### LISTED RECORDS
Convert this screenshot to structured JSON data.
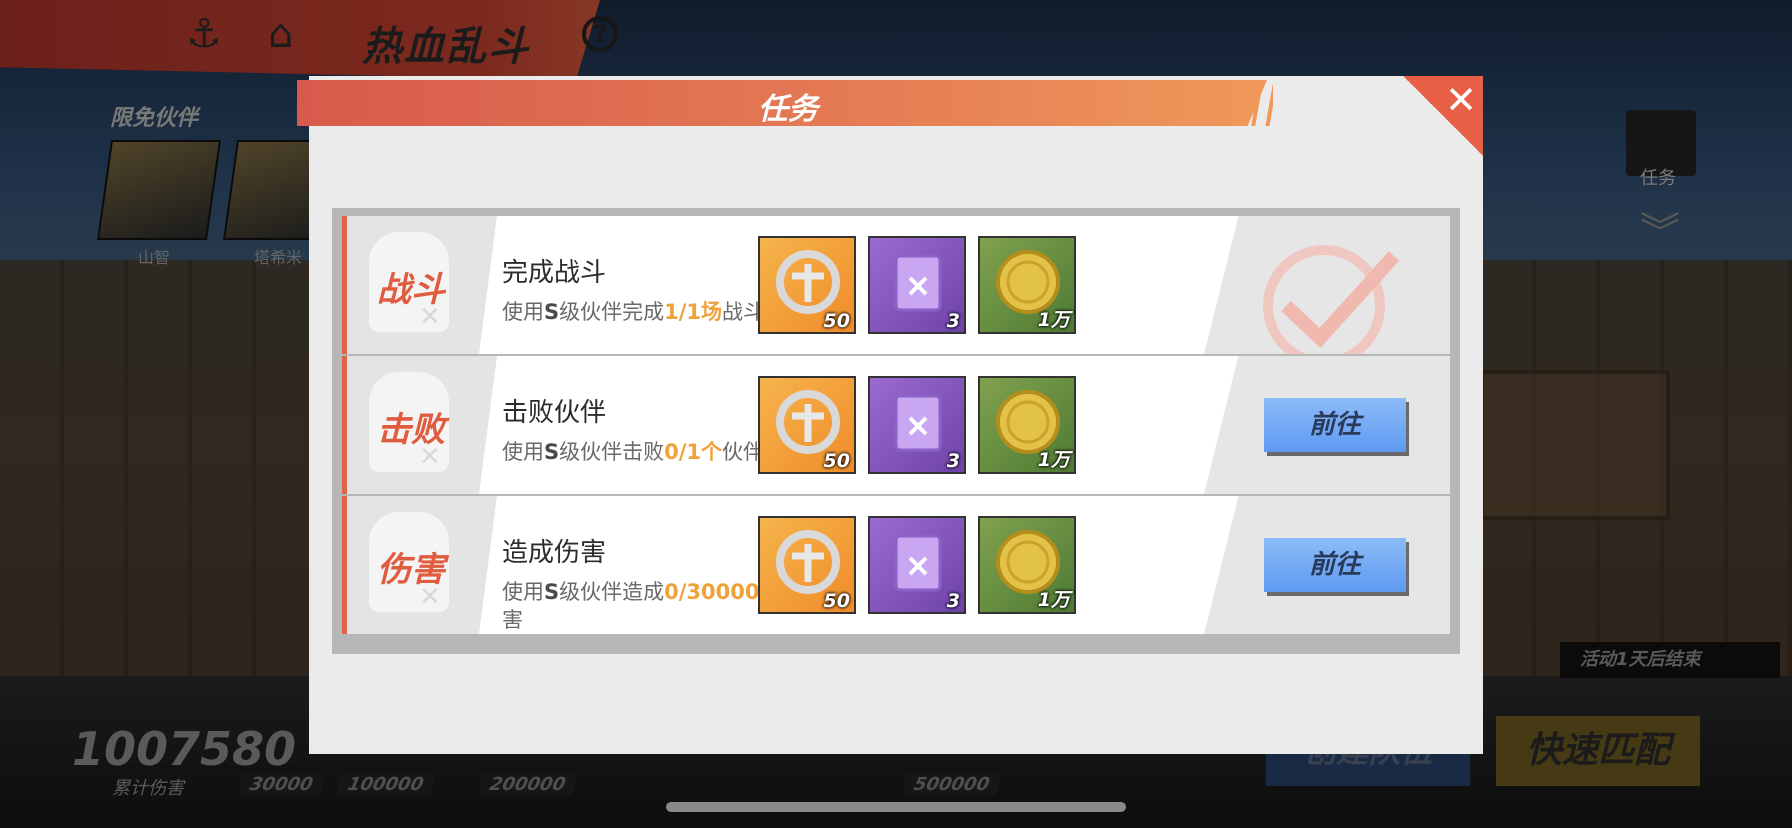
{
  "topbar": {
    "back_icon": "back-anchor-icon",
    "home_icon": "home-icon",
    "title": "热血乱斗",
    "help_icon": "help-icon"
  },
  "partners": {
    "label": "限免伙伴",
    "items": [
      {
        "name": "山智"
      },
      {
        "name": "塔希米"
      }
    ]
  },
  "side_task": {
    "label": "任务"
  },
  "modal": {
    "title": "任务",
    "close_icon": "close-icon"
  },
  "tasks": [
    {
      "tag": "战斗",
      "name": "完成战斗",
      "desc_prefix": "使用",
      "desc_grade": "S",
      "desc_mid": "级伙伴完成",
      "progress": "1/1",
      "unit": "场",
      "desc_suffix": "战斗",
      "rewards": [
        {
          "icon": "badge-icon",
          "count": "50"
        },
        {
          "icon": "exp-book-icon",
          "count": "3"
        },
        {
          "icon": "gold-coin-icon",
          "count": "1万"
        }
      ],
      "status": "completed"
    },
    {
      "tag": "击败",
      "name": "击败伙伴",
      "desc_prefix": "使用",
      "desc_grade": "S",
      "desc_mid": "级伙伴击败",
      "progress": "0/1",
      "unit": "个",
      "desc_suffix": "伙伴",
      "rewards": [
        {
          "icon": "badge-icon",
          "count": "50"
        },
        {
          "icon": "exp-book-icon",
          "count": "3"
        },
        {
          "icon": "gold-coin-icon",
          "count": "1万"
        }
      ],
      "status": "go",
      "button_label": "前往"
    },
    {
      "tag": "伤害",
      "name": "造成伤害",
      "desc_prefix": "使用",
      "desc_grade": "S",
      "desc_mid": "级伙伴造成",
      "progress": "0/30000",
      "unit": "点",
      "desc_suffix": "伤害",
      "rewards": [
        {
          "icon": "badge-icon",
          "count": "50"
        },
        {
          "icon": "exp-book-icon",
          "count": "3"
        },
        {
          "icon": "gold-coin-icon",
          "count": "1万"
        }
      ],
      "status": "go",
      "button_label": "前往"
    }
  ],
  "bottom": {
    "damage_total": "1007580",
    "damage_label": "累计伤害",
    "milestones": [
      "30000",
      "100000",
      "200000",
      "500000"
    ],
    "activity_end": "活动1天后结束",
    "create_team": "创建队伍",
    "quick_match": "快速匹配"
  },
  "colors": {
    "accent": "#e0634a",
    "progress": "#f0a23a",
    "go_button": "#6ea6f4"
  }
}
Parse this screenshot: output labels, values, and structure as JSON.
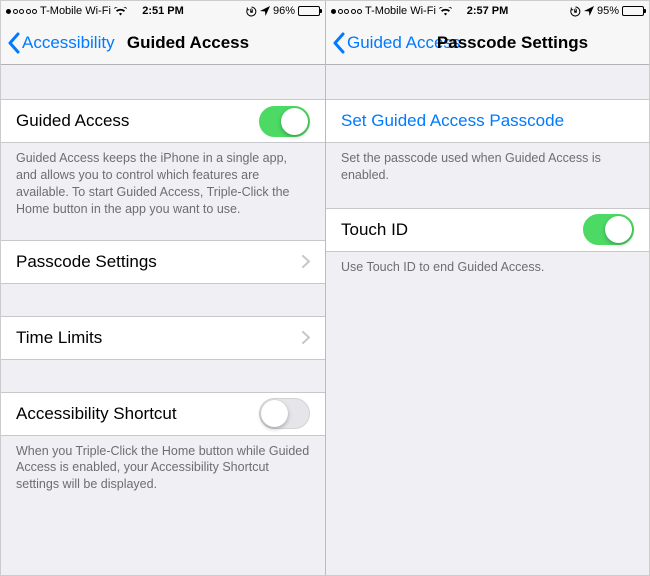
{
  "left": {
    "statusbar": {
      "signal_filled": 1,
      "carrier": "T-Mobile Wi-Fi",
      "time": "2:51 PM",
      "battery_pct": "96%",
      "battery_level": 96
    },
    "nav": {
      "back": "Accessibility",
      "title": "Guided Access"
    },
    "rows": {
      "guided_access": {
        "label": "Guided Access",
        "on": true
      },
      "guided_access_footer": "Guided Access keeps the iPhone in a single app, and allows you to control which features are available. To start Guided Access, Triple-Click the Home button in the app you want to use.",
      "passcode_settings": {
        "label": "Passcode Settings"
      },
      "time_limits": {
        "label": "Time Limits"
      },
      "accessibility_shortcut": {
        "label": "Accessibility Shortcut",
        "on": false
      },
      "accessibility_shortcut_footer": "When you Triple-Click the Home button while Guided Access is enabled, your Accessibility Shortcut settings will be displayed."
    }
  },
  "right": {
    "statusbar": {
      "signal_filled": 1,
      "carrier": "T-Mobile Wi-Fi",
      "time": "2:57 PM",
      "battery_pct": "95%",
      "battery_level": 95
    },
    "nav": {
      "back": "Guided Access",
      "title": "Passcode Settings"
    },
    "rows": {
      "set_passcode": {
        "label": "Set Guided Access Passcode"
      },
      "set_passcode_footer": "Set the passcode used when Guided Access is enabled.",
      "touch_id": {
        "label": "Touch ID",
        "on": true
      },
      "touch_id_footer": "Use Touch ID to end Guided Access."
    }
  }
}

### TASK
What you return should match the records above word for word, minus the pictures.

### SOLUTION FOR THIS TASK
Convert this screenshot to structured JSON data.
{
  "topbar": {
    "back_icon": "back-anchor-icon",
    "home_icon": "home-icon",
    "title": "热血乱斗",
    "help_icon": "help-icon"
  },
  "partners": {
    "label": "限免伙伴",
    "items": [
      {
        "name": "山智"
      },
      {
        "name": "塔希米"
      }
    ]
  },
  "side_task": {
    "label": "任务"
  },
  "modal": {
    "title": "任务",
    "close_icon": "close-icon"
  },
  "tasks": [
    {
      "tag": "战斗",
      "name": "完成战斗",
      "desc_prefix": "使用",
      "desc_grade": "S",
      "desc_mid": "级伙伴完成",
      "progress": "1/1",
      "unit": "场",
      "desc_suffix": "战斗",
      "rewards": [
        {
          "icon": "badge-icon",
          "count": "50"
        },
        {
          "icon": "exp-book-icon",
          "count": "3"
        },
        {
          "icon": "gold-coin-icon",
          "count": "1万"
        }
      ],
      "status": "completed"
    },
    {
      "tag": "击败",
      "name": "击败伙伴",
      "desc_prefix": "使用",
      "desc_grade": "S",
      "desc_mid": "级伙伴击败",
      "progress": "0/1",
      "unit": "个",
      "desc_suffix": "伙伴",
      "rewards": [
        {
          "icon": "badge-icon",
          "count": "50"
        },
        {
          "icon": "exp-book-icon",
          "count": "3"
        },
        {
          "icon": "gold-coin-icon",
          "count": "1万"
        }
      ],
      "status": "go",
      "button_label": "前往"
    },
    {
      "tag": "伤害",
      "name": "造成伤害",
      "desc_prefix": "使用",
      "desc_grade": "S",
      "desc_mid": "级伙伴造成",
      "progress": "0/30000",
      "unit": "点",
      "desc_suffix": "伤害",
      "rewards": [
        {
          "icon": "badge-icon",
          "count": "50"
        },
        {
          "icon": "exp-book-icon",
          "count": "3"
        },
        {
          "icon": "gold-coin-icon",
          "count": "1万"
        }
      ],
      "status": "go",
      "button_label": "前往"
    }
  ],
  "bottom": {
    "damage_total": "1007580",
    "damage_label": "累计伤害",
    "milestones": [
      "30000",
      "100000",
      "200000",
      "500000"
    ],
    "activity_end": "活动1天后结束",
    "create_team": "创建队伍",
    "quick_match": "快速匹配"
  },
  "colors": {
    "accent": "#e0634a",
    "progress": "#f0a23a",
    "go_button": "#6ea6f4"
  }
}
Parse this screenshot: output labels, values, and structure as JSON.
{
  "left": {
    "statusbar": {
      "signal_filled": 1,
      "carrier": "T-Mobile Wi-Fi",
      "time": "2:51 PM",
      "battery_pct": "96%",
      "battery_level": 96
    },
    "nav": {
      "back": "Accessibility",
      "title": "Guided Access"
    },
    "rows": {
      "guided_access": {
        "label": "Guided Access",
        "on": true
      },
      "guided_access_footer": "Guided Access keeps the iPhone in a single app, and allows you to control which features are available. To start Guided Access, Triple-Click the Home button in the app you want to use.",
      "passcode_settings": {
        "label": "Passcode Settings"
      },
      "time_limits": {
        "label": "Time Limits"
      },
      "accessibility_shortcut": {
        "label": "Accessibility Shortcut",
        "on": false
      },
      "accessibility_shortcut_footer": "When you Triple-Click the Home button while Guided Access is enabled, your Accessibility Shortcut settings will be displayed."
    }
  },
  "right": {
    "statusbar": {
      "signal_filled": 1,
      "carrier": "T-Mobile Wi-Fi",
      "time": "2:57 PM",
      "battery_pct": "95%",
      "battery_level": 95
    },
    "nav": {
      "back": "Guided Access",
      "title": "Passcode Settings"
    },
    "rows": {
      "set_passcode": {
        "label": "Set Guided Access Passcode"
      },
      "set_passcode_footer": "Set the passcode used when Guided Access is enabled.",
      "touch_id": {
        "label": "Touch ID",
        "on": true
      },
      "touch_id_footer": "Use Touch ID to end Guided Access."
    }
  }
}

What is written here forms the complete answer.